Examine each line of the data. Copy those that contain the string "structured".

--- START RECORDS FOR THE EXERCISE ---

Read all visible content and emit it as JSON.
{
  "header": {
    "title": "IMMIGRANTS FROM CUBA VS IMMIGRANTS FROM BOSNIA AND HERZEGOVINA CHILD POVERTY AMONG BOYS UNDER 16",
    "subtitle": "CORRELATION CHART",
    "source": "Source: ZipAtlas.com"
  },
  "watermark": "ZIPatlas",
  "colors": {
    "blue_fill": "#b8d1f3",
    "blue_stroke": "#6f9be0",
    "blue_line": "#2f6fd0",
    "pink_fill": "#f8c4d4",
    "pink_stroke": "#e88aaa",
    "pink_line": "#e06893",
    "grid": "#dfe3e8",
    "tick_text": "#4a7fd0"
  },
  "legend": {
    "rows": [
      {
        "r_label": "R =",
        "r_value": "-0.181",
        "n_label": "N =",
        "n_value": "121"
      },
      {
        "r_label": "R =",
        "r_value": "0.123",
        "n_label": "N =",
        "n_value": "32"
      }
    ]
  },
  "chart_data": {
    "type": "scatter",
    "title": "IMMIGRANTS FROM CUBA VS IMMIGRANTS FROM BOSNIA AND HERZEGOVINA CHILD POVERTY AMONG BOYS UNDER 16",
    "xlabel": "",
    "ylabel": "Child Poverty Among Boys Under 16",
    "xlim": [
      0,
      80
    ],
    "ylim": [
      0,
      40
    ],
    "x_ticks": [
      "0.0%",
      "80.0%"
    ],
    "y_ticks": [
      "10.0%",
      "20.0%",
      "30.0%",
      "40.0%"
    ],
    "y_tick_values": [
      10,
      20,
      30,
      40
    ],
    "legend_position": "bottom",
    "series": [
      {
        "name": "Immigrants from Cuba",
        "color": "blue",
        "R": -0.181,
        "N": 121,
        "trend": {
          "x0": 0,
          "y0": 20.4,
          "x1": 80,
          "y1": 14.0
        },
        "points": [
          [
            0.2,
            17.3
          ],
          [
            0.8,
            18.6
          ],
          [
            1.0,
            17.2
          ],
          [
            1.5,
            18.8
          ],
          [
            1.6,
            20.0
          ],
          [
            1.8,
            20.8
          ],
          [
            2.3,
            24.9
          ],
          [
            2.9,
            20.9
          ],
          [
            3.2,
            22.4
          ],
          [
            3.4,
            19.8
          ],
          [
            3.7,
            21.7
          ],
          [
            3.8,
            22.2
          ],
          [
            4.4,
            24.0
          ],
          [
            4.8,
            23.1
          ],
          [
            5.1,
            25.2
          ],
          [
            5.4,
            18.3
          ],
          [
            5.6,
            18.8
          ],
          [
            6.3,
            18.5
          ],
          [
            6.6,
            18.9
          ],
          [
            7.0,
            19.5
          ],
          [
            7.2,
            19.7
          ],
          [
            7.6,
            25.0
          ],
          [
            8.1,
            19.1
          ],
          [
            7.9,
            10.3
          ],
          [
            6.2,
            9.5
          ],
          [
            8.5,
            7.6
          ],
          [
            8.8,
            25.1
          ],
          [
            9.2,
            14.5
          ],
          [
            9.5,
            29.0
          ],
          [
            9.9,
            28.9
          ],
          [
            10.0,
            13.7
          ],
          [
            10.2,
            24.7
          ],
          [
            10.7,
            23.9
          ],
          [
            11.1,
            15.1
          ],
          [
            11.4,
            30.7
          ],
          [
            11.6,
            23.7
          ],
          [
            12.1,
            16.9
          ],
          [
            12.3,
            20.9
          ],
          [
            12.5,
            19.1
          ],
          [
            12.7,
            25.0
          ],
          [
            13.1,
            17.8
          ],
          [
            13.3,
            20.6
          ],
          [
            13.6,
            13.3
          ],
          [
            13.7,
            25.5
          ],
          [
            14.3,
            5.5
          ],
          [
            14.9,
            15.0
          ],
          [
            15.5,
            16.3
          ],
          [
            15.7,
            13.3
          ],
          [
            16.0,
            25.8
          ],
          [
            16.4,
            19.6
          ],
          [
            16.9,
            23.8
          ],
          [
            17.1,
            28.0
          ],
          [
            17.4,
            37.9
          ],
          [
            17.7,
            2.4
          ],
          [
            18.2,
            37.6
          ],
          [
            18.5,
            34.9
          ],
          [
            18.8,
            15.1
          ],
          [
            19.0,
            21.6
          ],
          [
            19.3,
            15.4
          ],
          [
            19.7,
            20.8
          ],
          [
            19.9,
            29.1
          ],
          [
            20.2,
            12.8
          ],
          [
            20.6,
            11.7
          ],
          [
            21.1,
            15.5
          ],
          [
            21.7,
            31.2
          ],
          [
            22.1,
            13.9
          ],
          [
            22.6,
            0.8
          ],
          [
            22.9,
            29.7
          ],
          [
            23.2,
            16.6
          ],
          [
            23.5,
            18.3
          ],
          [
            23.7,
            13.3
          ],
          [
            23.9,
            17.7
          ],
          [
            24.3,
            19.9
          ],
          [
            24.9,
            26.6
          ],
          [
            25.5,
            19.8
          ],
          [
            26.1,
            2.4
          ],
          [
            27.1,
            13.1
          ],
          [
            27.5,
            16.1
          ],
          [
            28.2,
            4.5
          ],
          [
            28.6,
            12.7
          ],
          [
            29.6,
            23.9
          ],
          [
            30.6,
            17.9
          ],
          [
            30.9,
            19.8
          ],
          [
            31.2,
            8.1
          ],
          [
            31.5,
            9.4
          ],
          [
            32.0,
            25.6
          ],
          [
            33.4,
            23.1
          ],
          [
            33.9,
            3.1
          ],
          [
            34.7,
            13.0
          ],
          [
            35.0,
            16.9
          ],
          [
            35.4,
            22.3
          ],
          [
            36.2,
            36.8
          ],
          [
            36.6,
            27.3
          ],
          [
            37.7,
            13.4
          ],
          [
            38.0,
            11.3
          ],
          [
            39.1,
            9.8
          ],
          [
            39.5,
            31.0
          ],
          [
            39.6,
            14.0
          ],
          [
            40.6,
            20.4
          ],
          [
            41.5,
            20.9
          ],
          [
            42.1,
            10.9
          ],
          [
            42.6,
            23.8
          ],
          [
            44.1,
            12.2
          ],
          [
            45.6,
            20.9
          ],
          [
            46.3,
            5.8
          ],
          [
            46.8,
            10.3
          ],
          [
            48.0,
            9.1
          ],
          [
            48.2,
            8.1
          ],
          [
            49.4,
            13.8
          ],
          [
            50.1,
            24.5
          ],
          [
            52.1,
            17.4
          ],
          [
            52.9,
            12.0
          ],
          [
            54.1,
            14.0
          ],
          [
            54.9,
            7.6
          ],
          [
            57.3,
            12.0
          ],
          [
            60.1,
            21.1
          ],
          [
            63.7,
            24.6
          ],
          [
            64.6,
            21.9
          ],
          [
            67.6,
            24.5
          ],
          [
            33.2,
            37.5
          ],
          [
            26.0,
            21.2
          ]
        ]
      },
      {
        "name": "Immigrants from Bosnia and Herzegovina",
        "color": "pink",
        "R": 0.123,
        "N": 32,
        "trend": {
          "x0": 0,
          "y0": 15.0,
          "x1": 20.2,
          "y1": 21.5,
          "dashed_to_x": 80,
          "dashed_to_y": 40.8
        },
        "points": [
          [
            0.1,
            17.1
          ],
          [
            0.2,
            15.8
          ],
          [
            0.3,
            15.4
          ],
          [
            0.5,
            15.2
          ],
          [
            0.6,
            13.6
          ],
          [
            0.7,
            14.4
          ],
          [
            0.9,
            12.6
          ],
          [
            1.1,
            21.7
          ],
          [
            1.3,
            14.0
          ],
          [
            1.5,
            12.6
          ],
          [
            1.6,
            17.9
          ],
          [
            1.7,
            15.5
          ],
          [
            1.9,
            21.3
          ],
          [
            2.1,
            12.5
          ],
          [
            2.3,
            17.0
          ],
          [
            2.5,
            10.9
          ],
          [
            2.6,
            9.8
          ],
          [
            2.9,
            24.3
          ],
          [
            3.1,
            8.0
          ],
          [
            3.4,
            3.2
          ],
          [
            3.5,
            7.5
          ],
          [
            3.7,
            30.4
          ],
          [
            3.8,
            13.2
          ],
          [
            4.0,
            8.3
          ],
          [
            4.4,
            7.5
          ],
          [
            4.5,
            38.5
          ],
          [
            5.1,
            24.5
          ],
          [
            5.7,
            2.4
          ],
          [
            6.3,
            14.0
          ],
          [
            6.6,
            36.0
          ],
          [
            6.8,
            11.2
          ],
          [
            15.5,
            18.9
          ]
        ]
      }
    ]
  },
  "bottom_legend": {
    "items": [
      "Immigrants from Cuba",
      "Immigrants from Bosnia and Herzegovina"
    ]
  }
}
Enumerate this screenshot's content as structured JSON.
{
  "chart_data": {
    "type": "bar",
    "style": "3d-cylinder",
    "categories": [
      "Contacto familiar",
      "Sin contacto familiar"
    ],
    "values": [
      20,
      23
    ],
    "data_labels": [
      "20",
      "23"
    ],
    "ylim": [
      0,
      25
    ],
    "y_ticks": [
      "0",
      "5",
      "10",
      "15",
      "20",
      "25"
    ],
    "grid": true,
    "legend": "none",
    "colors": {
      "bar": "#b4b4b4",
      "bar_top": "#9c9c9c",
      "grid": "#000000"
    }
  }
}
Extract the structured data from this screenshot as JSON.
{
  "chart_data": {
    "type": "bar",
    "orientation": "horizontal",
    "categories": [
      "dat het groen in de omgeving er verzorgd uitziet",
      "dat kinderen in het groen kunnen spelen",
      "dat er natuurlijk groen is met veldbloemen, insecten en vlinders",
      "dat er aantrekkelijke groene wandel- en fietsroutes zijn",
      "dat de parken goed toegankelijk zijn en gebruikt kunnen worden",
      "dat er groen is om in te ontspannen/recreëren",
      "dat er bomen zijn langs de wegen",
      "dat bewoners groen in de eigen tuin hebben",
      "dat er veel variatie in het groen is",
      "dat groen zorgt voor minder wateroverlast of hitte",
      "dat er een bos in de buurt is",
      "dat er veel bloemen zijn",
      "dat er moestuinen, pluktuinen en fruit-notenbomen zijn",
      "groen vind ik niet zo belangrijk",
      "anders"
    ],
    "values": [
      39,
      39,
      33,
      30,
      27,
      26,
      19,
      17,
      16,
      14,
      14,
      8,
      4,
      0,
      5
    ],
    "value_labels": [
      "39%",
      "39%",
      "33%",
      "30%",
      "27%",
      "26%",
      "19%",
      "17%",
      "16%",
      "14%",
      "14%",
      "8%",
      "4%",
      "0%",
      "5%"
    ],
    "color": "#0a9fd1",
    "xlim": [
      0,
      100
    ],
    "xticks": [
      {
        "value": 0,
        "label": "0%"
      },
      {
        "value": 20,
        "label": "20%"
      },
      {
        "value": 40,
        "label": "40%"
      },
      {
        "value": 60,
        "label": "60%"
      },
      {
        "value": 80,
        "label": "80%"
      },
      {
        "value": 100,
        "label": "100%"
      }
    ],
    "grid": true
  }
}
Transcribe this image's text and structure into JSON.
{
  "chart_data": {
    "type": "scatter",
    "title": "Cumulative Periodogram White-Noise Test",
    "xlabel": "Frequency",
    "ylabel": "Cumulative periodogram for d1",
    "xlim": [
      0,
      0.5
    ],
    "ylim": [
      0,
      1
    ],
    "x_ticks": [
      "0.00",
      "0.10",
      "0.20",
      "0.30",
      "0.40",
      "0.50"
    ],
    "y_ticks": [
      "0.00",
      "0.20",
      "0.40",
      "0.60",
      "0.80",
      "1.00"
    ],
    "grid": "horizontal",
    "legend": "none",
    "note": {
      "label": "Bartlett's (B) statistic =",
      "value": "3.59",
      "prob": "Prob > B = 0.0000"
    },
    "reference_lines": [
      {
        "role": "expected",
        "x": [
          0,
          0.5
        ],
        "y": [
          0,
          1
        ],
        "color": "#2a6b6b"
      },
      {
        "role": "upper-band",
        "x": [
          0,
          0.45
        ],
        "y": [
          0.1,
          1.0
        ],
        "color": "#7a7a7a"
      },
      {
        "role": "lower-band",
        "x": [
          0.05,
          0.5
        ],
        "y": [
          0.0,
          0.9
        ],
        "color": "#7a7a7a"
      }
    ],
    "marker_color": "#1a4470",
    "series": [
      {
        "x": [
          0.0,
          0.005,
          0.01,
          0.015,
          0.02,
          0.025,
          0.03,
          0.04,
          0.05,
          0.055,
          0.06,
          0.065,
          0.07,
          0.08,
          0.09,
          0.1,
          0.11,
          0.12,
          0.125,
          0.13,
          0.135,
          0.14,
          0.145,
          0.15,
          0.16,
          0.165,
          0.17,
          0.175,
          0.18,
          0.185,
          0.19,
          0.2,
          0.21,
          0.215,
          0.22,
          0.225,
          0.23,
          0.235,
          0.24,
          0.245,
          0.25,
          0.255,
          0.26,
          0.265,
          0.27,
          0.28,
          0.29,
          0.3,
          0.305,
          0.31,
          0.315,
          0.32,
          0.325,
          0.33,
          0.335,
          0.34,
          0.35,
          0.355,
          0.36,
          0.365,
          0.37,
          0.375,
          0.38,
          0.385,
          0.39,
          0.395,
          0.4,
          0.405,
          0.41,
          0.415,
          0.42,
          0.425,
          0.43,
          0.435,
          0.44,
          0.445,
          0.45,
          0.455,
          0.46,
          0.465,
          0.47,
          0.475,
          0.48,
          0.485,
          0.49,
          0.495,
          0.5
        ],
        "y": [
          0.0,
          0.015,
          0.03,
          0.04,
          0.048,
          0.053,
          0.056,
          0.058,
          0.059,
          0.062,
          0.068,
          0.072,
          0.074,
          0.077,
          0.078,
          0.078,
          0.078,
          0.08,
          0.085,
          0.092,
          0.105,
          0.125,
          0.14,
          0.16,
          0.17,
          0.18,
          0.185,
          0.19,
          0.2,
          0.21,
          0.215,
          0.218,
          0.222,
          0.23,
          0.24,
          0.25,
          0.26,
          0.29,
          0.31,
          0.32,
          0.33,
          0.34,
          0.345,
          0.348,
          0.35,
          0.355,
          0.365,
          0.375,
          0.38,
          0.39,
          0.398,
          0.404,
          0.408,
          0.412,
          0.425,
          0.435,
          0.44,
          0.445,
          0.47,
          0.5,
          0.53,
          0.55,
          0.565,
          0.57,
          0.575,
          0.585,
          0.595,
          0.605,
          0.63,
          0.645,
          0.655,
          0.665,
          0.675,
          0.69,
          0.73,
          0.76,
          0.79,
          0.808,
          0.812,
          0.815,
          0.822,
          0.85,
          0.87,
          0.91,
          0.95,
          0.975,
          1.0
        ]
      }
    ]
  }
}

--- END RECORDS FOR THE EXERCISE ---

▶ [RESPONSE FOR THIS EXERCISE]
Enumerate this screenshot's content as structured JSON.
Extract the structured data from this screenshot as JSON.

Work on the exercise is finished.